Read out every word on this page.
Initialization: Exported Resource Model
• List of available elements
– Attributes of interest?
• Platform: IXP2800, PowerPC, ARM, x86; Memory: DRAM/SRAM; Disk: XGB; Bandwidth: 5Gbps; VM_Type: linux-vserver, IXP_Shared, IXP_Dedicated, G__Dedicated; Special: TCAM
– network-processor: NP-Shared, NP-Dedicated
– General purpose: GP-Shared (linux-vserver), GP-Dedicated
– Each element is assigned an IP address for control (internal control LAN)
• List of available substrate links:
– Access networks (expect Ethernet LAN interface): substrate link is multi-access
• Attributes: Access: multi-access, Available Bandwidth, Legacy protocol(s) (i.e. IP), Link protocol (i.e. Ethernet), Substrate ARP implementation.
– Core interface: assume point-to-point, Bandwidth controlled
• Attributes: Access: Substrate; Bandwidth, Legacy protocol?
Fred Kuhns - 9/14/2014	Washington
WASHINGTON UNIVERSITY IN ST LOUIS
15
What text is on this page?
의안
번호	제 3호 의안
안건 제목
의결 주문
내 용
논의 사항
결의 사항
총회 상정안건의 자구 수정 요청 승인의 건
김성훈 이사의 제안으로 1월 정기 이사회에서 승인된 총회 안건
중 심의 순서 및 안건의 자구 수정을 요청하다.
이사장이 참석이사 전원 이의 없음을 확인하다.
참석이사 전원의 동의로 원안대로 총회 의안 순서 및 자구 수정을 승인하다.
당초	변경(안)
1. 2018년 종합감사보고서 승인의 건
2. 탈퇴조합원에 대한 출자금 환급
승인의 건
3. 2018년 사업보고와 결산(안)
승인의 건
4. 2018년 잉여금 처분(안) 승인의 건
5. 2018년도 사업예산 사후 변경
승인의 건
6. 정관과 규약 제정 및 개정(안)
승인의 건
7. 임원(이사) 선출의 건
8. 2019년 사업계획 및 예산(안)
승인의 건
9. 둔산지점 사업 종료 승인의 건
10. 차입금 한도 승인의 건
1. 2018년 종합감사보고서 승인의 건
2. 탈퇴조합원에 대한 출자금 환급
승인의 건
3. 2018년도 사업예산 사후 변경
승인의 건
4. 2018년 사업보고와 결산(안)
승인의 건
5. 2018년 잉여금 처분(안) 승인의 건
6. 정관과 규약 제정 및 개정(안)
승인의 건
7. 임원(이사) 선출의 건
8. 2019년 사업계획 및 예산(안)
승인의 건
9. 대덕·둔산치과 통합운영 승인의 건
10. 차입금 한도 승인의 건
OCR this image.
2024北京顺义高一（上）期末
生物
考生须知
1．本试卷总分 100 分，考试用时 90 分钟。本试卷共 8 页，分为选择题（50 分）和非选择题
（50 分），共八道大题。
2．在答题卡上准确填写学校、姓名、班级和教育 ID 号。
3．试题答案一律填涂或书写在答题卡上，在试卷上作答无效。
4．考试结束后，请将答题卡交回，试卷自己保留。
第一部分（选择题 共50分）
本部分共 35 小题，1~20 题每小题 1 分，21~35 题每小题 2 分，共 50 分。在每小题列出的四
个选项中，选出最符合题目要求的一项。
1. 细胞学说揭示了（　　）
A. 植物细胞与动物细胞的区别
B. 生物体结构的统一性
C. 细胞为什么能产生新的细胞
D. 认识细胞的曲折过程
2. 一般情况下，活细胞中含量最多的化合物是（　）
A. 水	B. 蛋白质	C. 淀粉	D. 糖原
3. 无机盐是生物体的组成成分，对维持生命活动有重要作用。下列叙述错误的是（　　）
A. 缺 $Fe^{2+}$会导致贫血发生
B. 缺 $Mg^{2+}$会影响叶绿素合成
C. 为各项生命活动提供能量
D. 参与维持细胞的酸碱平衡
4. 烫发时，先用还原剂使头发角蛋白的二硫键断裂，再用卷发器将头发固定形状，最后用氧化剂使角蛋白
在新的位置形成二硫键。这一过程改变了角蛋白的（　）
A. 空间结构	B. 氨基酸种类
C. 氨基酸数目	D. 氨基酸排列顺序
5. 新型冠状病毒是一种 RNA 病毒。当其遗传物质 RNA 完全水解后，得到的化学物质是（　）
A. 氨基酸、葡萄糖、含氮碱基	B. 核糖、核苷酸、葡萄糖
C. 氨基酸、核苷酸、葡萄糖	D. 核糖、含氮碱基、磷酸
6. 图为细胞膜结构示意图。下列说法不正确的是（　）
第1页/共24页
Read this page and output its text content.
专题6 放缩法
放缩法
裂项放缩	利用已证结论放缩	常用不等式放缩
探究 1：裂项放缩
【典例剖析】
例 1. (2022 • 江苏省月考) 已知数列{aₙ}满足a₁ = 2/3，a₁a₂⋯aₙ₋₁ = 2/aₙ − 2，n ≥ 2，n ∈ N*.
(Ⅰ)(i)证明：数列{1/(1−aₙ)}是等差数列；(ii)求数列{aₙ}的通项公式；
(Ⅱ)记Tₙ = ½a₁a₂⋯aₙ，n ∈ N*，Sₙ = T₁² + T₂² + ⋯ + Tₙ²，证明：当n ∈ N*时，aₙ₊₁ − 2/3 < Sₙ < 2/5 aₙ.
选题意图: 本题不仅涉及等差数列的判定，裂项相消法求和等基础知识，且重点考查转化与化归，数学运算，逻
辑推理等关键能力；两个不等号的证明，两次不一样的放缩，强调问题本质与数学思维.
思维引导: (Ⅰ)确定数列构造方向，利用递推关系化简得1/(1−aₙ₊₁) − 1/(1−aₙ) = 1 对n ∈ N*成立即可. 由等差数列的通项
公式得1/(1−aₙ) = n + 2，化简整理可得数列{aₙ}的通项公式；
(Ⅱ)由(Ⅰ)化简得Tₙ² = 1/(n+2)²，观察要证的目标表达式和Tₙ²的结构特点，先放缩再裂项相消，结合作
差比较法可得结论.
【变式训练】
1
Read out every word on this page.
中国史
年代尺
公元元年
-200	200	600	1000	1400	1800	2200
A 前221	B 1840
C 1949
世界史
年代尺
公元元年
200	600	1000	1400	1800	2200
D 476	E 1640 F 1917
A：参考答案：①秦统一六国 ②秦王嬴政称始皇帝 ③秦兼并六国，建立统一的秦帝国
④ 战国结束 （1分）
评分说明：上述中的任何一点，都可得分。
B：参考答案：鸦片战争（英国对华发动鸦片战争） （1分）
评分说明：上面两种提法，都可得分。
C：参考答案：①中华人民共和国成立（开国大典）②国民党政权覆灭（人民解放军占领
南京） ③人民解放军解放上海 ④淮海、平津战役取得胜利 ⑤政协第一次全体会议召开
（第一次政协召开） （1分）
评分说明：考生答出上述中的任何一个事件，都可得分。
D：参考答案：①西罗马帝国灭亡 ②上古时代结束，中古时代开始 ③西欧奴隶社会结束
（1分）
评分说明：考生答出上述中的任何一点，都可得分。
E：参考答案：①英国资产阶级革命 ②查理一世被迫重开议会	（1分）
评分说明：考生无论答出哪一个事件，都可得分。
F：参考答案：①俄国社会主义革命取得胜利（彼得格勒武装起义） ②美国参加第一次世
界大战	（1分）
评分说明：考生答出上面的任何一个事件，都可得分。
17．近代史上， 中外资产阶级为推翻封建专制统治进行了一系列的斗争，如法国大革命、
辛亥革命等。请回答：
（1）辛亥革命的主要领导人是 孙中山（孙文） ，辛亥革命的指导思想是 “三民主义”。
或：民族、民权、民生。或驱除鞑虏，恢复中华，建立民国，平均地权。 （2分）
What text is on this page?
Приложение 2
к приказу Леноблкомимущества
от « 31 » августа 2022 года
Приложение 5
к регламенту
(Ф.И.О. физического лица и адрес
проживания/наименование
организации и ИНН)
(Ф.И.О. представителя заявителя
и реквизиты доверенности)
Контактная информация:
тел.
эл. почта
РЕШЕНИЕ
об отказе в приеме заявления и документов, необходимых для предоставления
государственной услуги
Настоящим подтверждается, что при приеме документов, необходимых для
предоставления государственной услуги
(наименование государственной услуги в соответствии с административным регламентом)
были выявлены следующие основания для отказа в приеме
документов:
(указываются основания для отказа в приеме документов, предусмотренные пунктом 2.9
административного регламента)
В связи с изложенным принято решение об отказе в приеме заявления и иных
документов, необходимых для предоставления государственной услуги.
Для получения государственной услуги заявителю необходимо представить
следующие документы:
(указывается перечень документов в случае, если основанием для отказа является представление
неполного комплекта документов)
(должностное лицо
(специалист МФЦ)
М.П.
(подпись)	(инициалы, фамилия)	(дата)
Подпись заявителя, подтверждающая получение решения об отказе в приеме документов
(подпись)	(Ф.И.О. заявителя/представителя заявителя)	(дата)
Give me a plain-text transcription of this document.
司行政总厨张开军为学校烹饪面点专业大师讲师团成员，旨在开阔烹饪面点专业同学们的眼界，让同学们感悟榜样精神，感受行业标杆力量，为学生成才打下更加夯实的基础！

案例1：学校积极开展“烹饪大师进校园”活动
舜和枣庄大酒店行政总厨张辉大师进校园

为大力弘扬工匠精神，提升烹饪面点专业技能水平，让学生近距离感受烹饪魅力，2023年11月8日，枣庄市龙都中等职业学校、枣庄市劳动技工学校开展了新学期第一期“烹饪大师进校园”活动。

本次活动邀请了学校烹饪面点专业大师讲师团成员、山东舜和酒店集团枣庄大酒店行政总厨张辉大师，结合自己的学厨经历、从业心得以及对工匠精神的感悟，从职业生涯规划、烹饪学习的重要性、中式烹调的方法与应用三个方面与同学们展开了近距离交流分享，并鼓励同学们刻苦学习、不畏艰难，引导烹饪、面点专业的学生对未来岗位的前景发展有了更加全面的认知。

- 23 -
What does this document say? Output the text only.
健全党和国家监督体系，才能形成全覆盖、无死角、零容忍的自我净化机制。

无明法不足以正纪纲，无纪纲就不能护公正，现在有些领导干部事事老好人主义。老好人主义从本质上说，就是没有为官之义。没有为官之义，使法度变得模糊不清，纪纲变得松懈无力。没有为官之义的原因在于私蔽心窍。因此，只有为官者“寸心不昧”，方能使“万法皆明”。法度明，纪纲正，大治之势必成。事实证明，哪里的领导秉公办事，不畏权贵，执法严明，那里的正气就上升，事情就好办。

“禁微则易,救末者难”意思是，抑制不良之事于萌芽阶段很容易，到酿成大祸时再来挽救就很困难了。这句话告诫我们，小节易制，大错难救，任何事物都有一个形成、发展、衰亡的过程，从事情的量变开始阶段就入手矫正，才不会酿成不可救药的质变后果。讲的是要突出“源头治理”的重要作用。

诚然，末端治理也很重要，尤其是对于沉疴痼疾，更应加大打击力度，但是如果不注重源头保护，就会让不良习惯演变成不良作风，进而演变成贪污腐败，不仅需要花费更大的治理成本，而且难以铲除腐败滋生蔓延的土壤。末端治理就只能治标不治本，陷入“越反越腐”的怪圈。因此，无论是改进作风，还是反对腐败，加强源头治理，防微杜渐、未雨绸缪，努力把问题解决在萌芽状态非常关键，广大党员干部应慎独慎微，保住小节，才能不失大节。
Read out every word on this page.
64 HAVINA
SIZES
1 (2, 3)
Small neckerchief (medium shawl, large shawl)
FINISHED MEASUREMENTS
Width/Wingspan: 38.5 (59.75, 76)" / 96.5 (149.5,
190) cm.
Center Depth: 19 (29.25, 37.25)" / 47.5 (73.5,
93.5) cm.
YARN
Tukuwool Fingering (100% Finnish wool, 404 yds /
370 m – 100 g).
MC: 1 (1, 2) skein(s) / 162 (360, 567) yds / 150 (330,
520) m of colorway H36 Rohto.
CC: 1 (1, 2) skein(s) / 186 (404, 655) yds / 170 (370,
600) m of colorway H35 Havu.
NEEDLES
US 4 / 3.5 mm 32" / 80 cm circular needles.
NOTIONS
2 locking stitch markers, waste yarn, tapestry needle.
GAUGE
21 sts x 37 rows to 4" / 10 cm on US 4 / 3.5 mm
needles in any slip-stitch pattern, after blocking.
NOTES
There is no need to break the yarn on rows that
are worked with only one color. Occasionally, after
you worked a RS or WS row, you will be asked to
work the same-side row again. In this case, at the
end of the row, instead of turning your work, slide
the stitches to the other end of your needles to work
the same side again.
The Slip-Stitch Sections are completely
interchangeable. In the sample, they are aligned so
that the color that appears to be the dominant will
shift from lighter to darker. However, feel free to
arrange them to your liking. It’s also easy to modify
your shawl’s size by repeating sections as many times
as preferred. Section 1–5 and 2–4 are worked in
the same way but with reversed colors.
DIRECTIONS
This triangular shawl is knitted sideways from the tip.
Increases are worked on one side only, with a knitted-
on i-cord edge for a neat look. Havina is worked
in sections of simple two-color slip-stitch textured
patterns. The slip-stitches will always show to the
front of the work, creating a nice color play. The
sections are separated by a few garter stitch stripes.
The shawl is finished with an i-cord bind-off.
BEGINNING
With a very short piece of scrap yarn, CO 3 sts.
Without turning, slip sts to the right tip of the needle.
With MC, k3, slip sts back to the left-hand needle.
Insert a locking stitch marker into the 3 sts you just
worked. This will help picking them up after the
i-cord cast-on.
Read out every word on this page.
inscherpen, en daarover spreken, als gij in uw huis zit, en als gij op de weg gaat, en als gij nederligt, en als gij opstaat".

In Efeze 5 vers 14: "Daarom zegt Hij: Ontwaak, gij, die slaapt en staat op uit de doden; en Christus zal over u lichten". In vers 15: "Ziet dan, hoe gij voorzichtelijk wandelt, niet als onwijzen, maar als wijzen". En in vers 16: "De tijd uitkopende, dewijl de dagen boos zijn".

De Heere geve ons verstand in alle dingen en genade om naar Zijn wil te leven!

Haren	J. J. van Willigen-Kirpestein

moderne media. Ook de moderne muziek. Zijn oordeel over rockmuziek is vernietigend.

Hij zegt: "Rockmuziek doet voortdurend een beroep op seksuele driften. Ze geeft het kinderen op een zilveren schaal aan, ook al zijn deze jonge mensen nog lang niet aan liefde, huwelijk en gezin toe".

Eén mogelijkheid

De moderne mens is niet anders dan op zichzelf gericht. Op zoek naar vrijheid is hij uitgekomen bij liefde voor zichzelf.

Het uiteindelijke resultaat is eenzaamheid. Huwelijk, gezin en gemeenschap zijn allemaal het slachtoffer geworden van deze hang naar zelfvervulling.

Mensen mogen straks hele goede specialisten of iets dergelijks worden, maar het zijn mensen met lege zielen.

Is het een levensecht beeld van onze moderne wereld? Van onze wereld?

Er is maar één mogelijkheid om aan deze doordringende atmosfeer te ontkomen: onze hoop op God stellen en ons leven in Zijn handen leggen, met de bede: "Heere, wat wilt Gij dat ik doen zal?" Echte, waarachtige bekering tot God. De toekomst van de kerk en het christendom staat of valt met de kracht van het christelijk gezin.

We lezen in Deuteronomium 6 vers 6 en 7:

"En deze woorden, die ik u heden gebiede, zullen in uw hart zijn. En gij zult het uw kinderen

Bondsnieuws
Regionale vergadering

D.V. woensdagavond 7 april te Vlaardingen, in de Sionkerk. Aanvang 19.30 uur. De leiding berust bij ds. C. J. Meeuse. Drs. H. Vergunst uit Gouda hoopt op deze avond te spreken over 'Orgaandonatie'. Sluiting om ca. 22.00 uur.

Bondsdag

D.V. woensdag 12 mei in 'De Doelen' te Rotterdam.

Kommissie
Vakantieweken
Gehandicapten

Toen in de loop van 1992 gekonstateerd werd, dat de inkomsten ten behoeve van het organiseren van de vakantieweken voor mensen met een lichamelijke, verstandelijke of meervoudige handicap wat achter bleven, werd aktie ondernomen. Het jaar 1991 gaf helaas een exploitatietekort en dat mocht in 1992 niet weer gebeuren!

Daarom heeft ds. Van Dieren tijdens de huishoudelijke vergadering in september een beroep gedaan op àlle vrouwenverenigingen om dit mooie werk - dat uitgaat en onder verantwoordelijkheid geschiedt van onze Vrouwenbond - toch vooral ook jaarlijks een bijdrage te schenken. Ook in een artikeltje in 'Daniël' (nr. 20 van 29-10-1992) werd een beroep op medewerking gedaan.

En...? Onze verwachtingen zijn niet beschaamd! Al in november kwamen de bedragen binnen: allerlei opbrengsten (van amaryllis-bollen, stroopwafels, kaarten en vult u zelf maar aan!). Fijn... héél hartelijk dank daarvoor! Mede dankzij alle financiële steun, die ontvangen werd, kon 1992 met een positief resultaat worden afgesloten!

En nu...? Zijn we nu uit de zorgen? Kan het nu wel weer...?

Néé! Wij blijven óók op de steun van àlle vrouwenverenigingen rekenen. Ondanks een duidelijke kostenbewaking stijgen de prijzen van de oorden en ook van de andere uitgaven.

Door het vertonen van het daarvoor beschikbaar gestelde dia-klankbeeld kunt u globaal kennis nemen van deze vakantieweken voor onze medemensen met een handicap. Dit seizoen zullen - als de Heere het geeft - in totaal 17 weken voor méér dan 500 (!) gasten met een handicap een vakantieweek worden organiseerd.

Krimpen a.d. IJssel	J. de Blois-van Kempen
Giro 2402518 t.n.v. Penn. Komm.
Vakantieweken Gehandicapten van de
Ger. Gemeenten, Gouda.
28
□ □ □ □
§ YOUR GOAL: Copy out each line of the data containing the string "дата".

§ WRITTEN RESPONSE:
(подпись)	(инициалы, фамилия)	(дата)
(подпись)	(Ф.И.О. заявителя/представителя заявителя)	(дата)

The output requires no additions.